* [Set problem]: Would you repeat the listing exactly but omit every picture?

↓↓↓

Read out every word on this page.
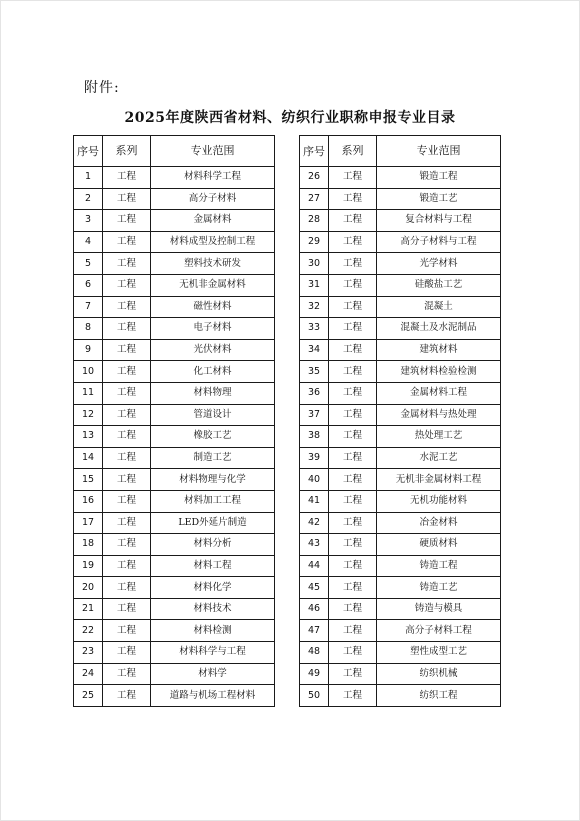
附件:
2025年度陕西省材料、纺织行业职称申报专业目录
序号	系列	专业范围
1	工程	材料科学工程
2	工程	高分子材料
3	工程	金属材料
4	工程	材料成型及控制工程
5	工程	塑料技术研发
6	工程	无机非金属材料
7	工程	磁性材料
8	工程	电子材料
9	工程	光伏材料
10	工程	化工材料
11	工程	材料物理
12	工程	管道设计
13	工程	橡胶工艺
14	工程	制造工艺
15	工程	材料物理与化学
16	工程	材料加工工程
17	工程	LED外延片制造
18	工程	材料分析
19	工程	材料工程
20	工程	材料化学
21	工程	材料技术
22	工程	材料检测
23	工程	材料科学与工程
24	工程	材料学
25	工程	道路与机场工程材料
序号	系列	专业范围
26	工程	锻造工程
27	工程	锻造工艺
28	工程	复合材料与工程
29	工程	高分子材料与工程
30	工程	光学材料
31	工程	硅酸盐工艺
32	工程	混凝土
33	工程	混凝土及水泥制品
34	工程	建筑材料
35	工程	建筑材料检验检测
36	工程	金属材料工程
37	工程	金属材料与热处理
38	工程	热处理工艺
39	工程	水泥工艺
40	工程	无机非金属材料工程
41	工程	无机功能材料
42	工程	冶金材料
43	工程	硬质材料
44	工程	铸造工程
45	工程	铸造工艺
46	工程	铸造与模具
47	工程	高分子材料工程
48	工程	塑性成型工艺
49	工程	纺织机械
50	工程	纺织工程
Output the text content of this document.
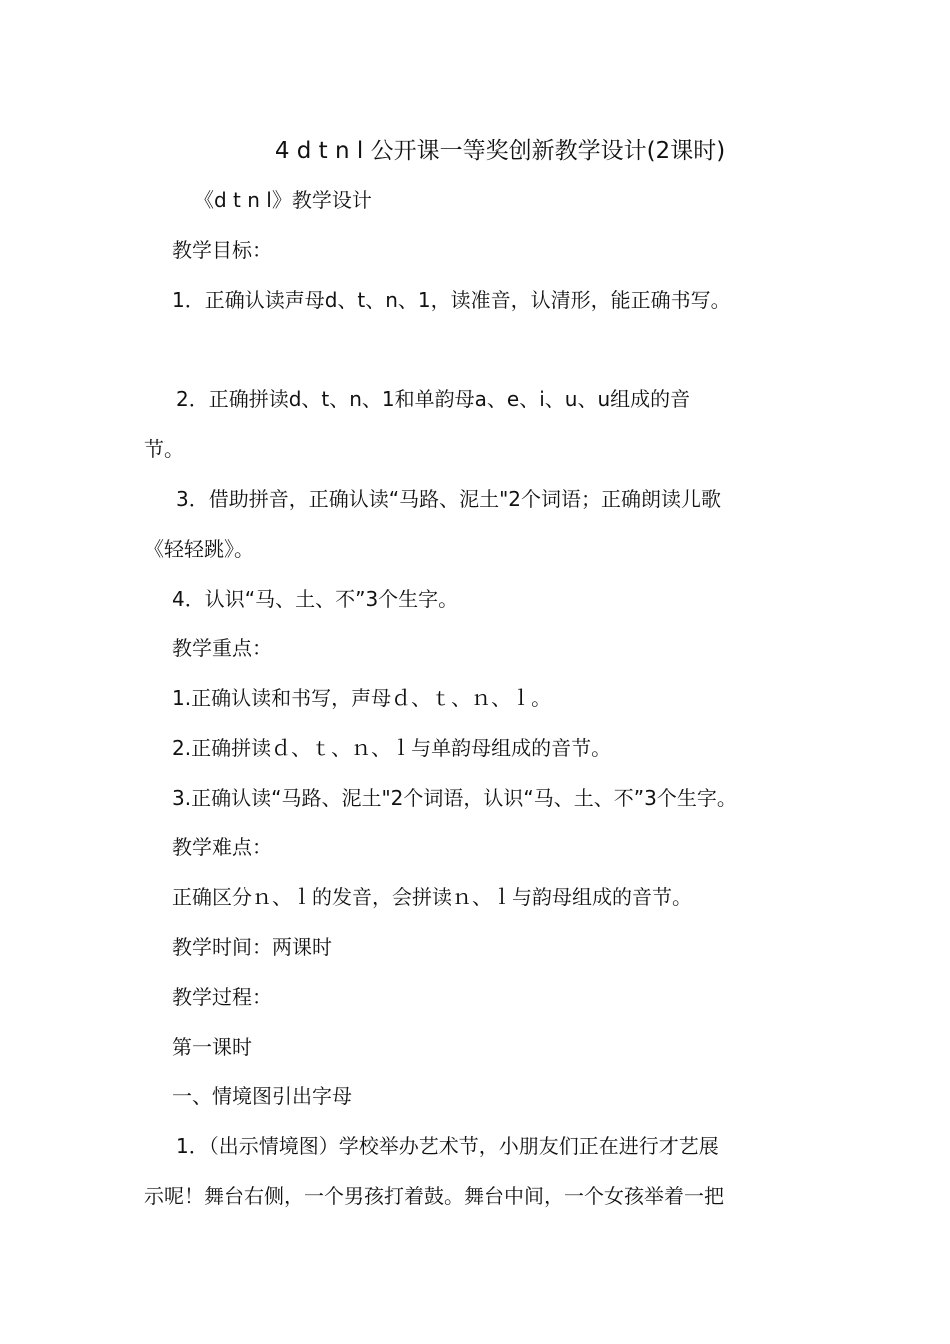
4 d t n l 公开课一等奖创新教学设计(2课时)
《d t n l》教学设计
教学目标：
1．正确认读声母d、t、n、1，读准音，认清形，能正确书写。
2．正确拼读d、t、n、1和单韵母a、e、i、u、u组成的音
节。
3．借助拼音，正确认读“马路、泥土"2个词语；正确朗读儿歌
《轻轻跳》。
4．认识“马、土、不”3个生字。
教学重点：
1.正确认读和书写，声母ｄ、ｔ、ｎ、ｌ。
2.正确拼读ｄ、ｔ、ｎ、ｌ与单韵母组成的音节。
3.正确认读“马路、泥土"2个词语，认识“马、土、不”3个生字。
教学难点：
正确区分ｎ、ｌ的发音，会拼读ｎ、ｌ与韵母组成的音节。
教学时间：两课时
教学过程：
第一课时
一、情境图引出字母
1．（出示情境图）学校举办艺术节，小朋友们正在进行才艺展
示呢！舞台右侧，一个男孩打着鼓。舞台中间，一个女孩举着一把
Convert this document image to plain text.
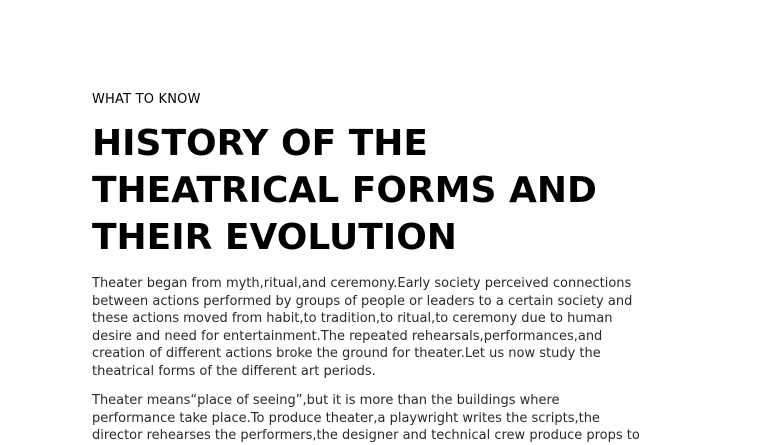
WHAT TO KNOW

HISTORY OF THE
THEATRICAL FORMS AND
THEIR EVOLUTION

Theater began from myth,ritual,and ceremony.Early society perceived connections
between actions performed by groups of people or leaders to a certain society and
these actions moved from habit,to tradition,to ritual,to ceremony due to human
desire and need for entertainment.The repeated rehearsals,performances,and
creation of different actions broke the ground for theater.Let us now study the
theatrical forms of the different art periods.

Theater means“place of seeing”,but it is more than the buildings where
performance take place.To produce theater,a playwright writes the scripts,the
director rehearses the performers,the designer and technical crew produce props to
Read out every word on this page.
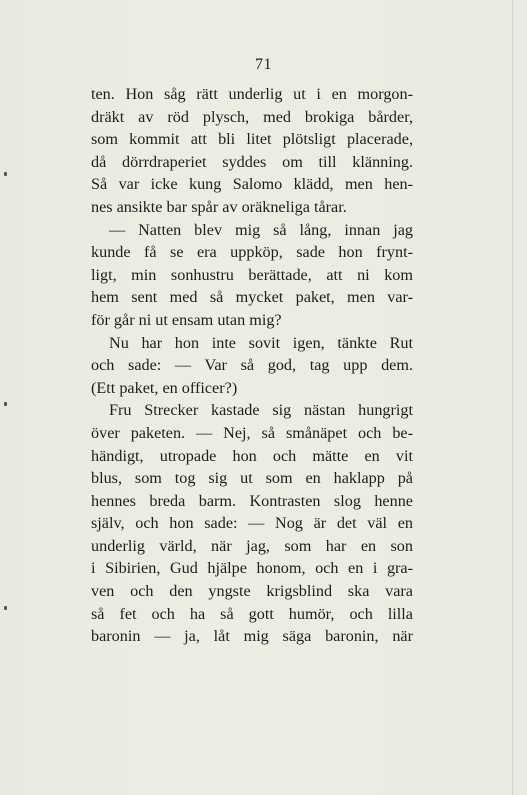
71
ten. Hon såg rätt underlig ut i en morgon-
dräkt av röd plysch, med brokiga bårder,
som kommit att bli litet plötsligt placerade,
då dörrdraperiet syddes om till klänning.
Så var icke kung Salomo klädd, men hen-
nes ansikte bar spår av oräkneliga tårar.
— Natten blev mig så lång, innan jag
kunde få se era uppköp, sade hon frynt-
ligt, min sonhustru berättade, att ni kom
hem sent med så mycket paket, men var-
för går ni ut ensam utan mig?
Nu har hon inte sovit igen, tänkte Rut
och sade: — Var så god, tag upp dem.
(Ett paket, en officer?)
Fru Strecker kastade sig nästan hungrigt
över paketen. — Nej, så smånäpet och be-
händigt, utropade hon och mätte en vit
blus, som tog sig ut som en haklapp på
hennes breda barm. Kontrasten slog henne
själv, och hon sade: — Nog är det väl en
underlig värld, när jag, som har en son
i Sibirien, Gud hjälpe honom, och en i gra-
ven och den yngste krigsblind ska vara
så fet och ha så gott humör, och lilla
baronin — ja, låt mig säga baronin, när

↑↑↑

* [Solution for this problem]:
Read out every word on this page.
附件:
2025年度陕西省材料、纺织行业职称申报专业目录
序号	系列	专业范围
1	工程	材料科学工程
2	工程	高分子材料
3	工程	金属材料
4	工程	材料成型及控制工程
5	工程	塑料技术研发
6	工程	无机非金属材料
7	工程	磁性材料
8	工程	电子材料
9	工程	光伏材料
10	工程	化工材料
11	工程	材料物理
12	工程	管道设计
13	工程	橡胶工艺
14	工程	制造工艺
15	工程	材料物理与化学
16	工程	材料加工工程
17	工程	LED外延片制造
18	工程	材料分析
19	工程	材料工程
20	工程	材料化学
21	工程	材料技术
22	工程	材料检测
23	工程	材料科学与工程
24	工程	材料学
25	工程	道路与机场工程材料
序号	系列	专业范围
26	工程	锻造工程
27	工程	锻造工艺
28	工程	复合材料与工程
29	工程	高分子材料与工程
30	工程	光学材料
31	工程	硅酸盐工艺
32	工程	混凝土
33	工程	混凝土及水泥制品
34	工程	建筑材料
35	工程	建筑材料检验检测
36	工程	金属材料工程
37	工程	金属材料与热处理
38	工程	热处理工艺
39	工程	水泥工艺
40	工程	无机非金属材料工程
41	工程	无机功能材料
42	工程	冶金材料
43	工程	硬质材料
44	工程	铸造工程
45	工程	铸造工艺
46	工程	铸造与模具
47	工程	高分子材料工程
48	工程	塑性成型工艺
49	工程	纺织机械
50	工程	纺织工程
Output the text content of this document.
4 d t n l 公开课一等奖创新教学设计(2课时)
《d t n l》教学设计
教学目标：
1．正确认读声母d、t、n、1，读准音，认清形，能正确书写。
2．正确拼读d、t、n、1和单韵母a、e、i、u、u组成的音
节。
3．借助拼音，正确认读“马路、泥土"2个词语；正确朗读儿歌
《轻轻跳》。
4．认识“马、土、不”3个生字。
教学重点：
1.正确认读和书写，声母ｄ、ｔ、ｎ、ｌ。
2.正确拼读ｄ、ｔ、ｎ、ｌ与单韵母组成的音节。
3.正确认读“马路、泥土"2个词语，认识“马、土、不”3个生字。
教学难点：
正确区分ｎ、ｌ的发音，会拼读ｎ、ｌ与韵母组成的音节。
教学时间：两课时
教学过程：
第一课时
一、情境图引出字母
1．（出示情境图）学校举办艺术节，小朋友们正在进行才艺展
示呢！舞台右侧，一个男孩打着鼓。舞台中间，一个女孩举着一把
Convert this document image to plain text.
WHAT TO KNOW

HISTORY OF THE
THEATRICAL FORMS AND
THEIR EVOLUTION

Theater began from myth,ritual,and ceremony.Early society perceived connections
between actions performed by groups of people or leaders to a certain society and
these actions moved from habit,to tradition,to ritual,to ceremony due to human
desire and need for entertainment.The repeated rehearsals,performances,and
creation of different actions broke the ground for theater.Let us now study the
theatrical forms of the different art periods.

Theater means“place of seeing”,but it is more than the buildings where
performance take place.To produce theater,a playwright writes the scripts,the
director rehearses the performers,the designer and technical crew produce props to
Read out every word on this page.
71
ten. Hon såg rätt underlig ut i en morgon-
dräkt av röd plysch, med brokiga bårder,
som kommit att bli litet plötsligt placerade,
då dörrdraperiet syddes om till klänning.
Så var icke kung Salomo klädd, men hen-
nes ansikte bar spår av oräkneliga tårar.
— Natten blev mig så lång, innan jag
kunde få se era uppköp, sade hon frynt-
ligt, min sonhustru berättade, att ni kom
hem sent med så mycket paket, men var-
för går ni ut ensam utan mig?
Nu har hon inte sovit igen, tänkte Rut
och sade: — Var så god, tag upp dem.
(Ett paket, en officer?)
Fru Strecker kastade sig nästan hungrigt
över paketen. — Nej, så smånäpet och be-
händigt, utropade hon och mätte en vit
blus, som tog sig ut som en haklapp på
hennes breda barm. Kontrasten slog henne
själv, och hon sade: — Nog är det väl en
underlig värld, när jag, som har en son
i Sibirien, Gud hjälpe honom, och en i gra-
ven och den yngste krigsblind ska vara
så fet och ha så gott humör, och lilla
baronin — ja, låt mig säga baronin, när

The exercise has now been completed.